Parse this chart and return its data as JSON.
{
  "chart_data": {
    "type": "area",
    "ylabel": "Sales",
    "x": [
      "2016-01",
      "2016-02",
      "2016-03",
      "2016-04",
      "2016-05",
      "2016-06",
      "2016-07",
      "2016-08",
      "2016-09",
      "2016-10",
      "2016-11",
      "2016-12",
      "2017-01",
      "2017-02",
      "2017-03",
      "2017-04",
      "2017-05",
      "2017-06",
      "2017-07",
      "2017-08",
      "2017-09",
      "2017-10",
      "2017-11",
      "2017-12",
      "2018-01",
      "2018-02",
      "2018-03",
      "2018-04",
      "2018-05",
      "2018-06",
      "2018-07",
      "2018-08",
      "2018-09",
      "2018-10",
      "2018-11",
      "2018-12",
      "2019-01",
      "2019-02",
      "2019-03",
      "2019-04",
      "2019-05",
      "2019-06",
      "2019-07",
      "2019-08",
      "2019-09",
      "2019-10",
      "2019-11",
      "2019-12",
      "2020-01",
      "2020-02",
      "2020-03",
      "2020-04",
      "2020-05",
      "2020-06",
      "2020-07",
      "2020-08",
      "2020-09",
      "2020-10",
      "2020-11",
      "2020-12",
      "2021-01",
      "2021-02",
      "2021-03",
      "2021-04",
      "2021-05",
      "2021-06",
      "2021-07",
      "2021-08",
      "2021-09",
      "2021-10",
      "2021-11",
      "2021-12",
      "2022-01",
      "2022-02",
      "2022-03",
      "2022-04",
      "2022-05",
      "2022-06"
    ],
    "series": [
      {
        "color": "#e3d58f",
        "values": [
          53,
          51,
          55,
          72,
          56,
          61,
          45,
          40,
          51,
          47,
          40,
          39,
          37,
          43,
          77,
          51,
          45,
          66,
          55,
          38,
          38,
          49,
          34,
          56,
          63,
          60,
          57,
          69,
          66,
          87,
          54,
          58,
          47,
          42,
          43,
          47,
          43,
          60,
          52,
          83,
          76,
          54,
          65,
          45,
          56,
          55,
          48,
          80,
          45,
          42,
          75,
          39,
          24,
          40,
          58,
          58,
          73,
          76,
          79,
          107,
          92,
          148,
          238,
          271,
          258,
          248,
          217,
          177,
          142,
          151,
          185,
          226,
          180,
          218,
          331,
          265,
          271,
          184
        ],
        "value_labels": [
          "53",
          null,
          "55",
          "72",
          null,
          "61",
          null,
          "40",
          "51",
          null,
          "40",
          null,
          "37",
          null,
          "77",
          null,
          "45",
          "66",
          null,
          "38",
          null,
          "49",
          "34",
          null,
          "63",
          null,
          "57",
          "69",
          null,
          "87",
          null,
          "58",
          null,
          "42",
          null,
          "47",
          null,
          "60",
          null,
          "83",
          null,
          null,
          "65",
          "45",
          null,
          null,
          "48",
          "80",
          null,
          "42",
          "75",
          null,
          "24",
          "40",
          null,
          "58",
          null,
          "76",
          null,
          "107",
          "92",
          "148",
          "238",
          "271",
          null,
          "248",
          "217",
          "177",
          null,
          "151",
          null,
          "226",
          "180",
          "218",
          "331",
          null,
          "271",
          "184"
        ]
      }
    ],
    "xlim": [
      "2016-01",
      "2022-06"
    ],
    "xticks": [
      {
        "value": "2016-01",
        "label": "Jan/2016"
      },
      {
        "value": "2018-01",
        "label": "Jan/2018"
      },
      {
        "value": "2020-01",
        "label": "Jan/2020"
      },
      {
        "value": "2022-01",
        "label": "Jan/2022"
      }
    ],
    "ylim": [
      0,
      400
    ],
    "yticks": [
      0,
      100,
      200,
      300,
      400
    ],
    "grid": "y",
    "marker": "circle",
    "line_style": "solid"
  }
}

★ ★ ★ ★ ★ ★ ★

Exercise prompt
Go through the records above and set each one down exactly, please.

Correct answer
Parse this chart and return its data as JSON.
{
  "chart_data": {
    "type": "area",
    "ylabel": "Sales",
    "x": [
      "2016-01",
      "2016-02",
      "2016-03",
      "2016-04",
      "2016-05",
      "2016-06",
      "2016-07",
      "2016-08",
      "2016-09",
      "2016-10",
      "2016-11",
      "2016-12",
      "2017-01",
      "2017-02",
      "2017-03",
      "2017-04",
      "2017-05",
      "2017-06",
      "2017-07",
      "2017-08",
      "2017-09",
      "2017-10",
      "2017-11",
      "2017-12",
      "2018-01",
      "2018-02",
      "2018-03",
      "2018-04",
      "2018-05",
      "2018-06",
      "2018-07",
      "2018-08",
      "2018-09",
      "2018-10",
      "2018-11",
      "2018-12",
      "2019-01",
      "2019-02",
      "2019-03",
      "2019-04",
      "2019-05",
      "2019-06",
      "2019-07",
      "2019-08",
      "2019-09",
      "2019-10",
      "2019-11",
      "2019-12",
      "2020-01",
      "2020-02",
      "2020-03",
      "2020-04",
      "2020-05",
      "2020-06",
      "2020-07",
      "2020-08",
      "2020-09",
      "2020-10",
      "2020-11",
      "2020-12",
      "2021-01",
      "2021-02",
      "2021-03",
      "2021-04",
      "2021-05",
      "2021-06",
      "2021-07",
      "2021-08",
      "2021-09",
      "2021-10",
      "2021-11",
      "2021-12",
      "2022-01",
      "2022-02",
      "2022-03",
      "2022-04",
      "2022-05",
      "2022-06"
    ],
    "series": [
      {
        "color": "#e3d58f",
        "values": [
          53,
          51,
          55,
          72,
          56,
          61,
          45,
          40,
          51,
          47,
          40,
          39,
          37,
          43,
          77,
          51,
          45,
          66,
          55,
          38,
          38,
          49,
          34,
          56,
          63,
          60,
          57,
          69,
          66,
          87,
          54,
          58,
          47,
          42,
          43,
          47,
          43,
          60,
          52,
          83,
          76,
          54,
          65,
          45,
          56,
          55,
          48,
          80,
          45,
          42,
          75,
          39,
          24,
          40,
          58,
          58,
          73,
          76,
          79,
          107,
          92,
          148,
          238,
          271,
          258,
          248,
          217,
          177,
          142,
          151,
          185,
          226,
          180,
          218,
          331,
          265,
          271,
          184
        ],
        "value_labels": [
          "53",
          null,
          "55",
          "72",
          null,
          "61",
          null,
          "40",
          "51",
          null,
          "40",
          null,
          "37",
          null,
          "77",
          null,
          "45",
          "66",
          null,
          "38",
          null,
          "49",
          "34",
          null,
          "63",
          null,
          "57",
          "69",
          null,
          "87",
          null,
          "58",
          null,
          "42",
          null,
          "47",
          null,
          "60",
          null,
          "83",
          null,
          null,
          "65",
          "45",
          null,
          null,
          "48",
          "80",
          null,
          "42",
          "75",
          null,
          "24",
          "40",
          null,
          "58",
          null,
          "76",
          null,
          "107",
          "92",
          "148",
          "238",
          "271",
          null,
          "248",
          "217",
          "177",
          null,
          "151",
          null,
          "226",
          "180",
          "218",
          "331",
          null,
          "271",
          "184"
        ]
      }
    ],
    "xlim": [
      "2016-01",
      "2022-06"
    ],
    "xticks": [
      {
        "value": "2016-01",
        "label": "Jan/2016"
      },
      {
        "value": "2018-01",
        "label": "Jan/2018"
      },
      {
        "value": "2020-01",
        "label": "Jan/2020"
      },
      {
        "value": "2022-01",
        "label": "Jan/2022"
      }
    ],
    "ylim": [
      0,
      400
    ],
    "yticks": [
      0,
      100,
      200,
      300,
      400
    ],
    "grid": "y",
    "marker": "circle",
    "line_style": "solid"
  }
}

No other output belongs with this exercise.